▶ _What is required_: Restate, word for word, all of the material shown below.

▶ _Provided material_:
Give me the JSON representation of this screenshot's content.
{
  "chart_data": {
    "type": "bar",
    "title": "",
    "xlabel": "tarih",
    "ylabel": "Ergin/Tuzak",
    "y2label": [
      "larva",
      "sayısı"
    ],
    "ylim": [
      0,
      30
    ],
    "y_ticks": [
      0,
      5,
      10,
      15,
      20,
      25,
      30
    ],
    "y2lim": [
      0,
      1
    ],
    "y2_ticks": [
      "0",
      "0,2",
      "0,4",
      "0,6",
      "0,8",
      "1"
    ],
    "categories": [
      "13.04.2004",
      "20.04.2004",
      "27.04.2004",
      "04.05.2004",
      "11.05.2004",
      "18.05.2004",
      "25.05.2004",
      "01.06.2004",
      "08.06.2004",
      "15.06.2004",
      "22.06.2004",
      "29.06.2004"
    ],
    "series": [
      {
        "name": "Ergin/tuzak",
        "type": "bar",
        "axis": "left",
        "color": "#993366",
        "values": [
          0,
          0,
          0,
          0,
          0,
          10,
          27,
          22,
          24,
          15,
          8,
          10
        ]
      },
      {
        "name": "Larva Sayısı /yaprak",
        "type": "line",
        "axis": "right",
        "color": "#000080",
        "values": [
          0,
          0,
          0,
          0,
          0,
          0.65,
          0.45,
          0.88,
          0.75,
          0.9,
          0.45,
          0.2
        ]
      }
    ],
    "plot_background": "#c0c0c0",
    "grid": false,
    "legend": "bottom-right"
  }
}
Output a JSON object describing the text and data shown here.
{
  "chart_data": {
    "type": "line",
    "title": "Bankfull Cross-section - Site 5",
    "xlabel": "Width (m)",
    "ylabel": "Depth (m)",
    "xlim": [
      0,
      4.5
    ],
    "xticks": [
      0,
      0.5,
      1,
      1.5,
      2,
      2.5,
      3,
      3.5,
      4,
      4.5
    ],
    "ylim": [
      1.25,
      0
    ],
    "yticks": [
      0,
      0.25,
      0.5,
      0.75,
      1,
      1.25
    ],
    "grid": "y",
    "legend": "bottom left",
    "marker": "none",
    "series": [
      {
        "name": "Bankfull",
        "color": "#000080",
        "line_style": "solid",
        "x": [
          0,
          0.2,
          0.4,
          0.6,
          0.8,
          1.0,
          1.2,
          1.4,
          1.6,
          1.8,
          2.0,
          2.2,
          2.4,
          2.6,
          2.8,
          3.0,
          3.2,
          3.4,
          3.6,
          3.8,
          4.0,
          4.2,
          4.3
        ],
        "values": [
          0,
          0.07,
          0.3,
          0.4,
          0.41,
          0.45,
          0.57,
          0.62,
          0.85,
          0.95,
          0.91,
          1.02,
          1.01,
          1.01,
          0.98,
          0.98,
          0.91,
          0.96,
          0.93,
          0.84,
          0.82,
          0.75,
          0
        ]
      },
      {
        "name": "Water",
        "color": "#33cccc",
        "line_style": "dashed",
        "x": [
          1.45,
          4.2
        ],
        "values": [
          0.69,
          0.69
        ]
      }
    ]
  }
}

▶ _Task response_:
Give me the JSON representation of this screenshot's content.
{
  "chart_data": {
    "type": "bar",
    "title": "",
    "xlabel": "tarih",
    "ylabel": "Ergin/Tuzak",
    "y2label": [
      "larva",
      "sayısı"
    ],
    "ylim": [
      0,
      30
    ],
    "y_ticks": [
      0,
      5,
      10,
      15,
      20,
      25,
      30
    ],
    "y2lim": [
      0,
      1
    ],
    "y2_ticks": [
      "0",
      "0,2",
      "0,4",
      "0,6",
      "0,8",
      "1"
    ],
    "categories": [
      "13.04.2004",
      "20.04.2004",
      "27.04.2004",
      "04.05.2004",
      "11.05.2004",
      "18.05.2004",
      "25.05.2004",
      "01.06.2004",
      "08.06.2004",
      "15.06.2004",
      "22.06.2004",
      "29.06.2004"
    ],
    "series": [
      {
        "name": "Ergin/tuzak",
        "type": "bar",
        "axis": "left",
        "color": "#993366",
        "values": [
          0,
          0,
          0,
          0,
          0,
          10,
          27,
          22,
          24,
          15,
          8,
          10
        ]
      },
      {
        "name": "Larva Sayısı /yaprak",
        "type": "line",
        "axis": "right",
        "color": "#000080",
        "values": [
          0,
          0,
          0,
          0,
          0,
          0.65,
          0.45,
          0.88,
          0.75,
          0.9,
          0.45,
          0.2
        ]
      }
    ],
    "plot_background": "#c0c0c0",
    "grid": false,
    "legend": "bottom-right"
  }
}
Output a JSON object describing the text and data shown here.
{
  "chart_data": {
    "type": "line",
    "title": "Bankfull Cross-section - Site 5",
    "xlabel": "Width (m)",
    "ylabel": "Depth (m)",
    "xlim": [
      0,
      4.5
    ],
    "xticks": [
      0,
      0.5,
      1,
      1.5,
      2,
      2.5,
      3,
      3.5,
      4,
      4.5
    ],
    "ylim": [
      1.25,
      0
    ],
    "yticks": [
      0,
      0.25,
      0.5,
      0.75,
      1,
      1.25
    ],
    "grid": "y",
    "legend": "bottom left",
    "marker": "none",
    "series": [
      {
        "name": "Bankfull",
        "color": "#000080",
        "line_style": "solid",
        "x": [
          0,
          0.2,
          0.4,
          0.6,
          0.8,
          1.0,
          1.2,
          1.4,
          1.6,
          1.8,
          2.0,
          2.2,
          2.4,
          2.6,
          2.8,
          3.0,
          3.2,
          3.4,
          3.6,
          3.8,
          4.0,
          4.2,
          4.3
        ],
        "values": [
          0,
          0.07,
          0.3,
          0.4,
          0.41,
          0.45,
          0.57,
          0.62,
          0.85,
          0.95,
          0.91,
          1.02,
          1.01,
          1.01,
          0.98,
          0.98,
          0.91,
          0.96,
          0.93,
          0.84,
          0.82,
          0.75,
          0
        ]
      },
      {
        "name": "Water",
        "color": "#33cccc",
        "line_style": "dashed",
        "x": [
          1.45,
          4.2
        ],
        "values": [
          0.69,
          0.69
        ]
      }
    ]
  }
}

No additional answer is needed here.